Listing ▸
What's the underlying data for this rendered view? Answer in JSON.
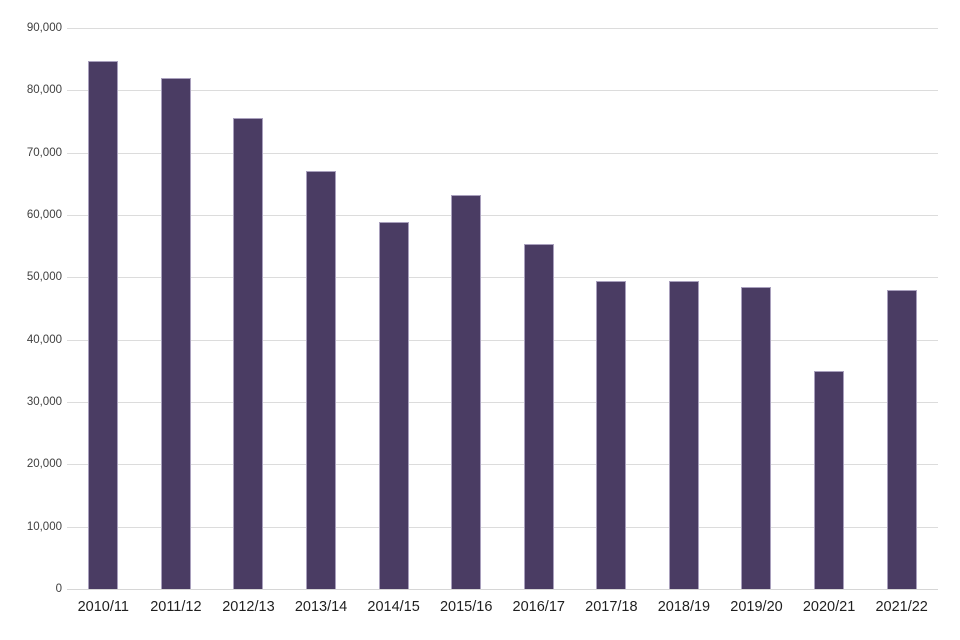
{
  "chart_data": {
    "type": "bar",
    "title": "",
    "xlabel": "",
    "ylabel": "",
    "categories": [
      "2010/11",
      "2011/12",
      "2012/13",
      "2013/14",
      "2014/15",
      "2015/16",
      "2016/17",
      "2017/18",
      "2018/19",
      "2019/20",
      "2020/21",
      "2021/22"
    ],
    "values": [
      84700,
      82000,
      75600,
      67100,
      58800,
      63200,
      55300,
      49400,
      49400,
      48500,
      35000,
      48000
    ],
    "ylim": [
      0,
      90000
    ],
    "ytick_interval": 10000,
    "ytick_labels": [
      "0",
      "10,000",
      "20,000",
      "30,000",
      "40,000",
      "50,000",
      "60,000",
      "70,000",
      "80,000",
      "90,000"
    ],
    "grid": true,
    "legend": false,
    "colors": {
      "bar_fill": "#4a3c63",
      "bar_border": "#a9a0bd",
      "gridline": "#dcdcdc",
      "axis_line": "#d6d6d6",
      "y_tick_text": "#404040",
      "x_tick_text": "#1f1f1f",
      "background": "#ffffff"
    }
  }
}
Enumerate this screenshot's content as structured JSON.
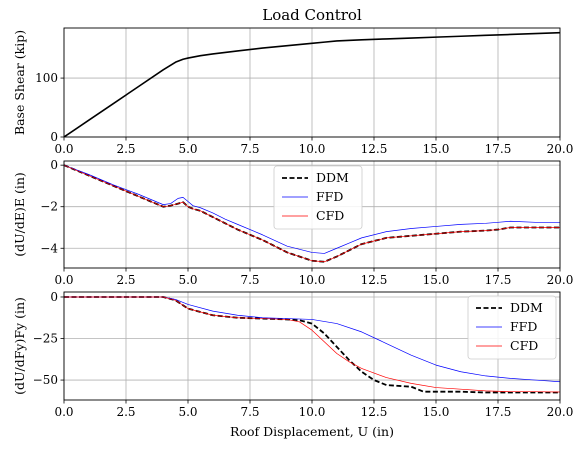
{
  "chart_data": [
    {
      "type": "line",
      "title": "Load Control",
      "xlabel": "",
      "ylabel": "Base Shear (kip)",
      "xlim": [
        0,
        20
      ],
      "ylim": [
        0,
        185
      ],
      "xticks": [
        "0.0",
        "2.5",
        "5.0",
        "7.5",
        "10.0",
        "12.5",
        "15.0",
        "17.5",
        "20.0"
      ],
      "yticks": [
        "0",
        "100"
      ],
      "ytick_values": [
        0,
        100
      ],
      "grid": true,
      "legend": null,
      "series": [
        {
          "color": "#000000",
          "dash": "solid",
          "x": [
            0,
            1,
            2,
            3,
            4,
            4.5,
            4.8,
            5.0,
            5.5,
            6,
            7,
            8,
            9,
            10,
            10.5,
            11,
            12,
            13,
            14,
            15,
            16,
            17,
            18,
            19,
            20
          ],
          "y": [
            0,
            28.5,
            57,
            85.5,
            114,
            127,
            132,
            134,
            138,
            141,
            146,
            151,
            155,
            159,
            161,
            163,
            165,
            166.5,
            168,
            169.5,
            171,
            172.5,
            174,
            175.5,
            177
          ]
        }
      ]
    },
    {
      "type": "line",
      "title": "",
      "xlabel": "",
      "ylabel": "(dU/dE)E (in)",
      "xlim": [
        0,
        20
      ],
      "ylim": [
        -4.95,
        0.2
      ],
      "xticks": [
        "0.0",
        "2.5",
        "5.0",
        "7.5",
        "10.0",
        "12.5",
        "15.0",
        "17.5",
        "20.0"
      ],
      "yticks": [
        "0",
        "−2",
        "−4"
      ],
      "ytick_values": [
        0,
        -2,
        -4
      ],
      "grid": true,
      "legend": "top-center",
      "series": [
        {
          "name": "DDM",
          "color": "#000000",
          "dash": "dashed",
          "x": [
            0,
            1,
            2,
            3,
            4,
            4.3,
            4.6,
            4.8,
            5.0,
            5.2,
            5.5,
            6,
            6.5,
            7,
            8,
            9,
            10,
            10.5,
            11,
            11.5,
            12,
            13,
            14,
            15,
            16,
            17,
            17.5,
            18,
            19,
            20
          ],
          "y": [
            0,
            -0.5,
            -1.0,
            -1.5,
            -2.0,
            -1.95,
            -1.85,
            -1.78,
            -2.0,
            -2.1,
            -2.2,
            -2.5,
            -2.8,
            -3.1,
            -3.6,
            -4.2,
            -4.6,
            -4.65,
            -4.4,
            -4.1,
            -3.8,
            -3.5,
            -3.4,
            -3.3,
            -3.2,
            -3.15,
            -3.1,
            -3.0,
            -3.0,
            -3.0
          ]
        },
        {
          "name": "FFD",
          "color": "#0000ff",
          "dash": "solid",
          "x": [
            0,
            1,
            2,
            3,
            4,
            4.3,
            4.6,
            4.8,
            5.0,
            5.2,
            5.5,
            6,
            6.5,
            7,
            8,
            9,
            10,
            10.5,
            11,
            11.5,
            12,
            13,
            14,
            15,
            16,
            17,
            17.5,
            18,
            19,
            20
          ],
          "y": [
            0,
            -0.45,
            -0.95,
            -1.4,
            -1.9,
            -1.85,
            -1.6,
            -1.55,
            -1.75,
            -1.95,
            -2.05,
            -2.3,
            -2.6,
            -2.85,
            -3.35,
            -3.9,
            -4.2,
            -4.25,
            -4.0,
            -3.75,
            -3.5,
            -3.2,
            -3.05,
            -2.95,
            -2.85,
            -2.8,
            -2.75,
            -2.7,
            -2.75,
            -2.75
          ]
        },
        {
          "name": "CFD",
          "color": "#ff0000",
          "dash": "solid",
          "x": [
            0,
            1,
            2,
            3,
            4,
            4.3,
            4.6,
            4.8,
            5.0,
            5.2,
            5.5,
            6,
            6.5,
            7,
            8,
            9,
            10,
            10.5,
            11,
            11.5,
            12,
            13,
            14,
            15,
            16,
            17,
            17.5,
            18,
            19,
            20
          ],
          "y": [
            0,
            -0.5,
            -1.0,
            -1.5,
            -2.0,
            -1.95,
            -1.85,
            -1.78,
            -2.0,
            -2.1,
            -2.2,
            -2.5,
            -2.8,
            -3.1,
            -3.6,
            -4.2,
            -4.6,
            -4.65,
            -4.4,
            -4.1,
            -3.8,
            -3.5,
            -3.4,
            -3.3,
            -3.2,
            -3.15,
            -3.1,
            -3.0,
            -3.0,
            -3.0
          ]
        }
      ]
    },
    {
      "type": "line",
      "title": "",
      "xlabel": "Roof Displacement, U (in)",
      "ylabel": "(dU/dFy)Fy (in)",
      "xlim": [
        0,
        20
      ],
      "ylim": [
        -62,
        3
      ],
      "xticks": [
        "0.0",
        "2.5",
        "5.0",
        "7.5",
        "10.0",
        "12.5",
        "15.0",
        "17.5",
        "20.0"
      ],
      "yticks": [
        "0",
        "−25",
        "−50"
      ],
      "ytick_values": [
        0,
        -25,
        -50
      ],
      "grid": true,
      "legend": "top-right",
      "series": [
        {
          "name": "DDM",
          "color": "#000000",
          "dash": "dashed",
          "x": [
            0,
            4,
            4.5,
            5,
            6,
            7,
            8,
            9,
            9.5,
            10,
            10.5,
            11,
            11.5,
            12,
            12.5,
            13,
            14,
            14.5,
            15,
            16,
            17,
            18,
            19,
            20
          ],
          "y": [
            0,
            0,
            -2,
            -7,
            -11,
            -12.5,
            -13,
            -13.5,
            -14,
            -16,
            -22,
            -30,
            -38,
            -45,
            -50,
            -53,
            -54,
            -57,
            -57,
            -57,
            -57.5,
            -57.5,
            -57.5,
            -57.5
          ]
        },
        {
          "name": "FFD",
          "color": "#0000ff",
          "dash": "solid",
          "x": [
            0,
            4,
            4.5,
            5,
            6,
            7,
            8,
            9,
            10,
            11,
            12,
            13,
            14,
            15,
            16,
            17,
            18,
            19,
            20
          ],
          "y": [
            0,
            0,
            -1.5,
            -4.5,
            -8.5,
            -11,
            -12.5,
            -13,
            -13.5,
            -16,
            -21,
            -28,
            -35,
            -41,
            -45,
            -47.5,
            -49,
            -50,
            -51
          ]
        },
        {
          "name": "CFD",
          "color": "#ff0000",
          "dash": "solid",
          "x": [
            0,
            4,
            4.5,
            5,
            6,
            7,
            8,
            9,
            9.5,
            10,
            10.5,
            11,
            11.5,
            12,
            13,
            14,
            15,
            16,
            17,
            18,
            19,
            20
          ],
          "y": [
            0,
            0,
            -2,
            -7,
            -11,
            -12.5,
            -13,
            -13.5,
            -15,
            -20,
            -27,
            -34,
            -39,
            -43,
            -48.5,
            -52,
            -54.5,
            -55.5,
            -56.5,
            -57,
            -57,
            -57.2
          ]
        }
      ]
    }
  ]
}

Written instruction ▸
Compute how many lines include the string "this", then give that number by itself.

Exercise output ▸
2